◆ TEXT EXTRACT
•••

Search code examples
elasticsearchelasticsearch-pluginelastic-map-reduce

More_like_this query with a filter


I have 1702 documents indexed in elastic search which has category as one of the fields and it also has a field named SequentialId.

I initially fetched the documents with category 1.1 which are between the document 1 and document 850 like below.

**POST testucb/docs/_search
{
    "size": 1702, 
    "query": {
        "bool": {
            "must": [
               {"match": {
                  "Category": "1.1"
               }}
            ],
            "filter":[
                {
                    "range":
                    {
                        "SequentialId":
                        {
                            "gte":1,
                            "lte":850

        }
    }
}
]
}
}
}**

the above query gave me 834 documents which matched category 1.1.(I have the binary to parse out the 834 _ids from the resultant JSON output.) My goal now is to provide these 834 _ids into more_like this query as a training set for the remaining documents which is my test set(docs from sequentialid 851 to 1702 is my test set)

I tried this more_like_this query below with the filter.

POST /testucb/docs/_search
{

"size": 1702, 
    "fields": [
            "SequentialId",
            "Category",
            "PRIMARY_CONTENT_EN"
         ],
   "query": {
      "more_like_this": 
      {
         "fields": [
            "PRIMARY_CONTENT_EN"
         ],
        "like":[
           <-----------834 _ids goes here ---->
            ],
            **"filter":[
                {
                    "range":
                    {
                        "SequentialId":
                        {
                            "gte":851,
                            "lte":1702**

        }
    }
}
],
        "min_term_freq": 1,
        "min_doc_freq": 1,
         "max_query_terms": 15,            
        "min_word_len": 3,

        "stop_words": [
                   ], 
        "boost": 2,
        "include":false
}
}
}

I am getting query parsing exception which says MLT does not support filter. I am not sure how I can provide the remaining documents with sequentialid from 851 to 1702 as my test set .

•••

◆ EXERCISE MATERIALS
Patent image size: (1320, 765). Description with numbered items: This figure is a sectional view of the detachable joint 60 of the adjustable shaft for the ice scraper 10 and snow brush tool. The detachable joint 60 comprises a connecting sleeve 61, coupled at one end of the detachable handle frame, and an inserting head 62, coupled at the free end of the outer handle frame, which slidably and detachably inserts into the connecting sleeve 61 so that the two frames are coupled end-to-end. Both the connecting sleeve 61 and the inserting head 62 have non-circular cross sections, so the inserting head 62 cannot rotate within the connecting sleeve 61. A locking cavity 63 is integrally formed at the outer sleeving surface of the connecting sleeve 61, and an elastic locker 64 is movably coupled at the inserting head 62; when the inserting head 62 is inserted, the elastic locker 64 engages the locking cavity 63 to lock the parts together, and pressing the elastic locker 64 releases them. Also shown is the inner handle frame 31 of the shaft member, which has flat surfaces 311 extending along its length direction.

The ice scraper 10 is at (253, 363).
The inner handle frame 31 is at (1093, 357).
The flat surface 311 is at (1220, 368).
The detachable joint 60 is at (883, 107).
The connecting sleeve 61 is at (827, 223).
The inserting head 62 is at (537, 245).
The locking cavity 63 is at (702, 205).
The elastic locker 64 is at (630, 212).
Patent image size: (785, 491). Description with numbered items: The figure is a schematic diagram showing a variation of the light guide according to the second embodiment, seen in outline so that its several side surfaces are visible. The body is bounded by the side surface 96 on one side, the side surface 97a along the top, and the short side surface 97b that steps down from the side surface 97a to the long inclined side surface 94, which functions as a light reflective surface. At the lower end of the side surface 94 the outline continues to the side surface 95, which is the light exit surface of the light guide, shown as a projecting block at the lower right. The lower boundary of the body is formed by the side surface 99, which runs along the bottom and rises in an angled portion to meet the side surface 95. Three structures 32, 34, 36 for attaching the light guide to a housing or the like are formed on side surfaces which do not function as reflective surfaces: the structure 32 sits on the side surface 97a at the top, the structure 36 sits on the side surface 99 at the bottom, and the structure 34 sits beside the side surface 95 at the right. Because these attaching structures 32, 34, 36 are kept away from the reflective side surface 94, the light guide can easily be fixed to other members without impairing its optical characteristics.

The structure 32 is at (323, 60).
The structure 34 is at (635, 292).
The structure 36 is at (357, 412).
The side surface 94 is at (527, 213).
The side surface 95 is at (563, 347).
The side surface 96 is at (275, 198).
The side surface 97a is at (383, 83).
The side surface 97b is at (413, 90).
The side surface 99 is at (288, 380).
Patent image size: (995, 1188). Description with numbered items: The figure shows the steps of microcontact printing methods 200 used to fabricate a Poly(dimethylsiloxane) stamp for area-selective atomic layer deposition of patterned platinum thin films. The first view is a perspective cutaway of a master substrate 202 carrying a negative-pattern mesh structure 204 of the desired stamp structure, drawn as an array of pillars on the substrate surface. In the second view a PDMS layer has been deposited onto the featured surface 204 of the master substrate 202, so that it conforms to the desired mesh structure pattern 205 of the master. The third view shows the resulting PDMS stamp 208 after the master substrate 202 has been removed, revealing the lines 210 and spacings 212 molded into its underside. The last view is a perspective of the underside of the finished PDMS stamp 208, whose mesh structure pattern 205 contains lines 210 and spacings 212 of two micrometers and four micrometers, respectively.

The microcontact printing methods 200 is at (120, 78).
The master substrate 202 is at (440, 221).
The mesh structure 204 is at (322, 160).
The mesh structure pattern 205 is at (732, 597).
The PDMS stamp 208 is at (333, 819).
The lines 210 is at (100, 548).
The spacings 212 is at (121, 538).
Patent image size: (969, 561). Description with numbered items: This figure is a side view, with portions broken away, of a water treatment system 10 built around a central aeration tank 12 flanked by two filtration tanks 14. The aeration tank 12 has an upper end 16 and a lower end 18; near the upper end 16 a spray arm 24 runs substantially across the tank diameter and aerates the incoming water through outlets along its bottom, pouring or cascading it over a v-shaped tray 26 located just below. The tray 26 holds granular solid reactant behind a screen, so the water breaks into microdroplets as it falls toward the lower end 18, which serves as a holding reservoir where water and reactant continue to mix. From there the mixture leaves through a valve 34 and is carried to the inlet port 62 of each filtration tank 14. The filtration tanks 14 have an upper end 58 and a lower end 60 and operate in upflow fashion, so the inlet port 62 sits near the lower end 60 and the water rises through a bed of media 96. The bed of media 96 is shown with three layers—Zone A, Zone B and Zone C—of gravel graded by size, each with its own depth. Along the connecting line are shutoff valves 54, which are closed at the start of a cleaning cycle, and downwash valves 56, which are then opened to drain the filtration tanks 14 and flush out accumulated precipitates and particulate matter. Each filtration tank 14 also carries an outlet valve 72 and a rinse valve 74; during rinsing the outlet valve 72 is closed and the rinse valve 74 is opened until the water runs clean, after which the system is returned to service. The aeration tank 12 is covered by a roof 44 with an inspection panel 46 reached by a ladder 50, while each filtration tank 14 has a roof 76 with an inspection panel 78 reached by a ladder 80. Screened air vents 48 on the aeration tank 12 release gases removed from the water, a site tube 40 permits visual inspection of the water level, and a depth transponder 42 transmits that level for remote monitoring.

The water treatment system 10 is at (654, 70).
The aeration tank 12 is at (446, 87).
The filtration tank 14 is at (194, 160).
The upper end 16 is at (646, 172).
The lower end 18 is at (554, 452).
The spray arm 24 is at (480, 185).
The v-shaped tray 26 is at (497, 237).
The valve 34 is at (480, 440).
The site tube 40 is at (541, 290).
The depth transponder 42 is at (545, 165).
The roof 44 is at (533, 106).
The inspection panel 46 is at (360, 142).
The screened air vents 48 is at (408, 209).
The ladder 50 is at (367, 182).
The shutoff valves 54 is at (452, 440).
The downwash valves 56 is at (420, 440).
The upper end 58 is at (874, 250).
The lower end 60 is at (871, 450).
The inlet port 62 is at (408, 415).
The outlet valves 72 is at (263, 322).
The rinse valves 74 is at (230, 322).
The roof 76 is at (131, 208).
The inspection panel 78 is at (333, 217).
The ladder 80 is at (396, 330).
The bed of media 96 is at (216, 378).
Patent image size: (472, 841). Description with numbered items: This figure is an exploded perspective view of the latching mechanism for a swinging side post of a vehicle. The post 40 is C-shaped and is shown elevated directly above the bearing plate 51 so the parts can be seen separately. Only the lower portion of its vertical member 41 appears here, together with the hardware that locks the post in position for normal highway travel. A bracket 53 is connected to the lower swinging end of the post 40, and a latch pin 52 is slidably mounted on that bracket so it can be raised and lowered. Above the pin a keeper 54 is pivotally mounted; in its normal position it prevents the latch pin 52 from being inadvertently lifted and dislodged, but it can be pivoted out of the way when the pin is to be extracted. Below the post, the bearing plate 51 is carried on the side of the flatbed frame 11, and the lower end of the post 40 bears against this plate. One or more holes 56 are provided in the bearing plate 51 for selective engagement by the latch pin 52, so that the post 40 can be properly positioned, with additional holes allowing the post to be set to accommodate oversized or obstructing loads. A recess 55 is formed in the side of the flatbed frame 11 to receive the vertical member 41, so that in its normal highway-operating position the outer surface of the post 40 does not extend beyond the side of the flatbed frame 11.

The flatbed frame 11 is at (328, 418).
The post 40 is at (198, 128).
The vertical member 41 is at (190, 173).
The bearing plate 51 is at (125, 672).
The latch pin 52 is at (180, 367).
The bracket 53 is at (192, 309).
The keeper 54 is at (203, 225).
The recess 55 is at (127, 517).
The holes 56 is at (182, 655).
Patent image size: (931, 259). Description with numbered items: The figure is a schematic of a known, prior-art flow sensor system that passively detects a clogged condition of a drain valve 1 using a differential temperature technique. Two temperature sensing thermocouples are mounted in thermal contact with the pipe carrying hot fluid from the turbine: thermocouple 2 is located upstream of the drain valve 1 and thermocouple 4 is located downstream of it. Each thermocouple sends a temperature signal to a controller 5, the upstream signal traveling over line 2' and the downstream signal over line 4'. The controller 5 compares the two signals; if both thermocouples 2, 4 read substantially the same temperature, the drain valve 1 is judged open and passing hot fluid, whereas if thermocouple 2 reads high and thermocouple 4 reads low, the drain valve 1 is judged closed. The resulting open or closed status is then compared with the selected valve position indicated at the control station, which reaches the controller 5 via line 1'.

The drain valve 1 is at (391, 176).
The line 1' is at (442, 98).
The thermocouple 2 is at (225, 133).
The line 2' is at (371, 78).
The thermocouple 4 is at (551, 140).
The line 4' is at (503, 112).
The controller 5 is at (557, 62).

•••

◆ SET OF TASKS
A - In the Elasticsearch thread, how many documents did the first query return for category 1.1?
B - Convert the records, from their first line through the line holding "The elastic locker 64 is at (630, 212)." (both included), into a numbered list, and omit any blank lines.
The records are unrelated to the Elasticsearch thread.

◆ SOLUTIONS TO THE EXERCISE
A - 834 documents

B -
1. Patent image size: (1320, 765). Description with numbered items: This figure is a sectional view of the detachable joint 60 of the adjustable shaft for the ice scraper 10 and snow brush tool. The detachable joint 60 comprises a connecting sleeve 61, coupled at one end of the detachable handle frame, and an inserting head 62, coupled at the free end of the outer handle frame, which slidably and detachably inserts into the connecting sleeve 61 so that the two frames are coupled end-to-end. Both the connecting sleeve 61 and the inserting head 62 have non-circular cross sections, so the inserting head 62 cannot rotate within the connecting sleeve 61. A locking cavity 63 is integrally formed at the outer sleeving surface of the connecting sleeve 61, and an elastic locker 64 is movably coupled at the inserting head 62; when the inserting head 62 is inserted, the elastic locker 64 engages the locking cavity 63 to lock the parts together, and pressing the elastic locker 64 releases them. Also shown is the inner handle frame 31 of the shaft member, which has flat surfaces 311 extending along its length direction.
2. The ice scraper 10 is at (253, 363).
3. The inner handle frame 31 is at (1093, 357).
4. The flat surface 311 is at (1220, 368).
5. The detachable joint 60 is at (883, 107).
6. The connecting sleeve 61 is at (827, 223).
7. The inserting head 62 is at (537, 245).
8. The locking cavity 63 is at (702, 205).
9. The elastic locker 64 is at (630, 212).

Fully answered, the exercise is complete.